The reply should consist of the line containing "What data populates" and all lines after it in the listing below, reproduced exactly and nothing more.

PROVIDED DATA:
============================================================

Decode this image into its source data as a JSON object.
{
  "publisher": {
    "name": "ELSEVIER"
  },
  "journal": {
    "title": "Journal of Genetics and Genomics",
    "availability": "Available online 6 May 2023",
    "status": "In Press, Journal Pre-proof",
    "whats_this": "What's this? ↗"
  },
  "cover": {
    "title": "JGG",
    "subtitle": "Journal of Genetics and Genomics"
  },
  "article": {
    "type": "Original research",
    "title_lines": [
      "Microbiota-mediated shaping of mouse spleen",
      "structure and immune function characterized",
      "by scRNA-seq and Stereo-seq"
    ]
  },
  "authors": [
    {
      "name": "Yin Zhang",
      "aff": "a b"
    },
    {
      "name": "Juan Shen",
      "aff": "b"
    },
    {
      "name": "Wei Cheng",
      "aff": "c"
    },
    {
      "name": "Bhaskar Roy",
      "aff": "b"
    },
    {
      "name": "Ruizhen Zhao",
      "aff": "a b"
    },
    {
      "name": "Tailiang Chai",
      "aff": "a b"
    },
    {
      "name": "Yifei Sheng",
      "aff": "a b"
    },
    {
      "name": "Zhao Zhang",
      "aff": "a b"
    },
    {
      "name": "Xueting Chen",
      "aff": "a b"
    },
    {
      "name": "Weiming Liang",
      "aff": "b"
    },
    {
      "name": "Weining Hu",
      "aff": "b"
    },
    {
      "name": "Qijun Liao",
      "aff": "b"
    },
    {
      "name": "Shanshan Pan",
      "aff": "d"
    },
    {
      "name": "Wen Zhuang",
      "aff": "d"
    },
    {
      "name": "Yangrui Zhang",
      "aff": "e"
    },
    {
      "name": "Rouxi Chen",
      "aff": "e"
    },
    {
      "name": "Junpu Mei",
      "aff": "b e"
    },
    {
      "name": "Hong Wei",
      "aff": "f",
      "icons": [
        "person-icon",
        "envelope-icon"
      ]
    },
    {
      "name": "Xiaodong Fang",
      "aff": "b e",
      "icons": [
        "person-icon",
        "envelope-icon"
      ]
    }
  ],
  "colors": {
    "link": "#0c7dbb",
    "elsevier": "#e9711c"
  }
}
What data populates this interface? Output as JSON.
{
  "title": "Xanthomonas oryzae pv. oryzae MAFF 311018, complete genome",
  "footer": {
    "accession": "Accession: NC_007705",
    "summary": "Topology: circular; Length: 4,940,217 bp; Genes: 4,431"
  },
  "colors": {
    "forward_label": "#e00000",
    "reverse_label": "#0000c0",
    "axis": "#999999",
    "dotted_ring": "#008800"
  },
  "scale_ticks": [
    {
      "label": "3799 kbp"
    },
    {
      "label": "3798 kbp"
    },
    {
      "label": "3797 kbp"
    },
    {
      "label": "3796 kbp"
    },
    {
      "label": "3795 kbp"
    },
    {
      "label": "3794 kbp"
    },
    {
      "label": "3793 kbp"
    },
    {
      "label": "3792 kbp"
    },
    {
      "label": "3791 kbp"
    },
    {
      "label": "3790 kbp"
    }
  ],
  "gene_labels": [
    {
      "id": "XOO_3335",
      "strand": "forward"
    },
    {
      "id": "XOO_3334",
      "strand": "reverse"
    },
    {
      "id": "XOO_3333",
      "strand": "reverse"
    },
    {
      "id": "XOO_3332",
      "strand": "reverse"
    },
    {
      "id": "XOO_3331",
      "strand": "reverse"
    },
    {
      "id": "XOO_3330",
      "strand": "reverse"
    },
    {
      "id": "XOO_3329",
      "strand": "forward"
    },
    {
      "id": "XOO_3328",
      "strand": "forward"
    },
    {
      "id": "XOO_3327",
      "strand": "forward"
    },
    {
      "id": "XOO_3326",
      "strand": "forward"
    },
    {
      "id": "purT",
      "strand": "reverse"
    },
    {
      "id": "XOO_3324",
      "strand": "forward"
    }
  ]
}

============================================================

REPLY:
What data populates this interface? Output as JSON.
{
  "title": "Xanthomonas oryzae pv. oryzae MAFF 311018, complete genome",
  "footer": {
    "accession": "Accession: NC_007705",
    "summary": "Topology: circular; Length: 4,940,217 bp; Genes: 4,431"
  },
  "colors": {
    "forward_label": "#e00000",
    "reverse_label": "#0000c0",
    "axis": "#999999",
    "dotted_ring": "#008800"
  },
  "scale_ticks": [
    {
      "label": "3799 kbp"
    },
    {
      "label": "3798 kbp"
    },
    {
      "label": "3797 kbp"
    },
    {
      "label": "3796 kbp"
    },
    {
      "label": "3795 kbp"
    },
    {
      "label": "3794 kbp"
    },
    {
      "label": "3793 kbp"
    },
    {
      "label": "3792 kbp"
    },
    {
      "label": "3791 kbp"
    },
    {
      "label": "3790 kbp"
    }
  ],
  "gene_labels": [
    {
      "id": "XOO_3335",
      "strand": "forward"
    },
    {
      "id": "XOO_3334",
      "strand": "reverse"
    },
    {
      "id": "XOO_3333",
      "strand": "reverse"
    },
    {
      "id": "XOO_3332",
      "strand": "reverse"
    },
    {
      "id": "XOO_3331",
      "strand": "reverse"
    },
    {
      "id": "XOO_3330",
      "strand": "reverse"
    },
    {
      "id": "XOO_3329",
      "strand": "forward"
    },
    {
      "id": "XOO_3328",
      "strand": "forward"
    },
    {
      "id": "XOO_3327",
      "strand": "forward"
    },
    {
      "id": "XOO_3326",
      "strand": "forward"
    },
    {
      "id": "purT",
      "strand": "reverse"
    },
    {
      "id": "XOO_3324",
      "strand": "forward"
    }
  ]
}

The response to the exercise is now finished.